Rural Families and the Financial Crisis
- During 2005 and 2006, the height of the subprime lending boom, at least 9% of mortgages made to rural borrowers (those living outside a Metropolitan Statistical Area ) were subprime loans. Even in 2007, as subprime lending declined, 6.5% of loans made to rural borrowers were subprime loans. [McDash Online Core Database data (September 2009); Treasury analysis.]
- Borrowers who have subprime loans, including rural families, have come under severe stress during the recent financial crisis and are at high risk of foreclosure. 48.5% of outstanding subprime loans made in 2005 and 57.2% of such loans made in 2006 are in foreclosure or no payment has been received for 60 days or more. [McDash Online Core Database data (February 2010); Treasury analysis.]
- The rural homeownership rate declined from 74% in 2004 to 71% in 2007. [Federal Reserve, “Changes in U.S. Family Finances from 2004 to 2007: Evidence from the Survey of Consumer Finances,” (February 2009) (“SCF”)]
Rural Families Deserve Clear Rules and Strong Enforcement
Household Debt
- The debt ratio (the ratio of total debt to total assets) for rural households increased from 13% to 17% from 2001 to 2007. [SCF]
Credit Cards
- 45% of rural households carry a credit card balance, with a median balance of approximately $2,000. [SCF]
Mortgages
- 44% of rural households have mortgages and other debt secured by residential property, such as home equity lines of credit. The median amount owed is approximately $61,000. [SCF]
- The piles of forms needed for a regular mortgage can be overwhelming, and many brokers have taken advantage of that confusion to give borrowers loans they didn’t need or couldn’t afford.
Installment Loans
- 51% of rural households have installment loans, such as student loans.
Retirement Investments
- Rural households invest in the financial markets, including for retirement. 42% of rural households have retirement accounts with a median value of approximately $31,000. [SCF]
Bank Accounts
- 11% of rural households do not have bank accounts. Families without bank accounts are often forced to turn to costly alternative financial services, such as check cashing, which, until now, have lacked a federal supervisor to enforce fair rules of the road for consumers. In a survey conducted by the Federal Reserve, a significant fraction of households without bank accounts said that they did not have a checking account because they did not like dealing with banks (25%) or because the service charges were too high (12%). [SCF]
- Many households have been automatically enrolled in expensive overdraft programs that can hit consumers with costly overdraft fees for even the smallest purchases. For example, the FDIC found that the average overdraft charge for a single purchased item—like a $2 cup of coffee—is $30 at banks with assets over $1 billion. [FDIC, “FDIC Study of Bank Overdraft Programs” (November 2008) at Table IV-3]
The Wall Street Reform and Consumer Protection Act of 2010 Is Beneficial for Rural Americans
- For rural Americans who want to buy a home: The Bureau will take steps to consolidate and simplify with plain language two overlapping and sometimes inconsistent federal mortgage forms. The Bureau will, for the first time, provide ongoing federal oversight of both nonbank companies and banks in the mortgage market and protect borrowers from unfair, deceptive or other illegal mortgage lending practices.

* _GIVEN MATERIAL_:
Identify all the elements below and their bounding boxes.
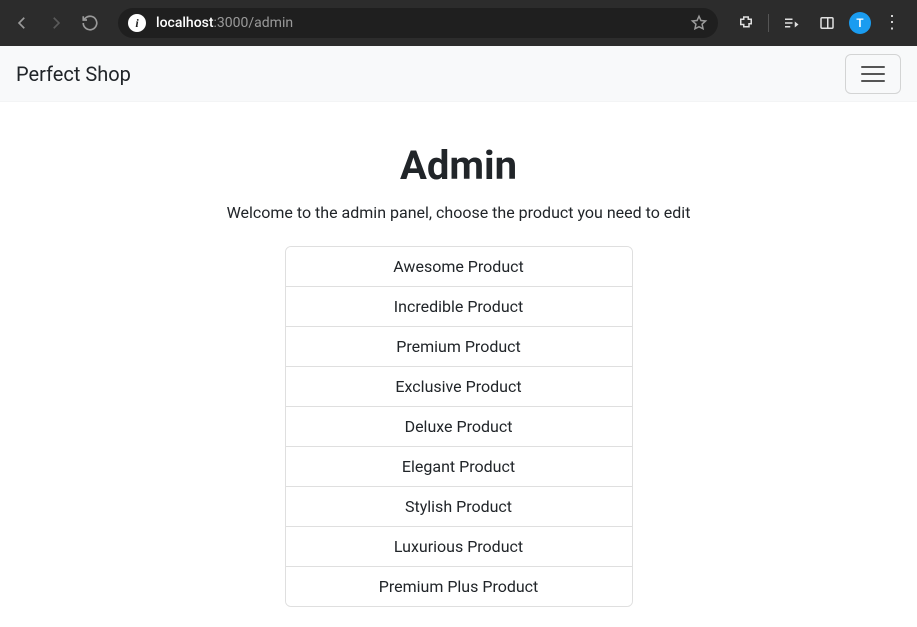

* _TASK TO CARRY OUT_:
In the text on rural families and the financial crisis, how did the rural homeownership rate change between 2004 and 2007?

* _EXERCISE OUTPUT_:
It declined from 74% in 2004 to 71% in 2007.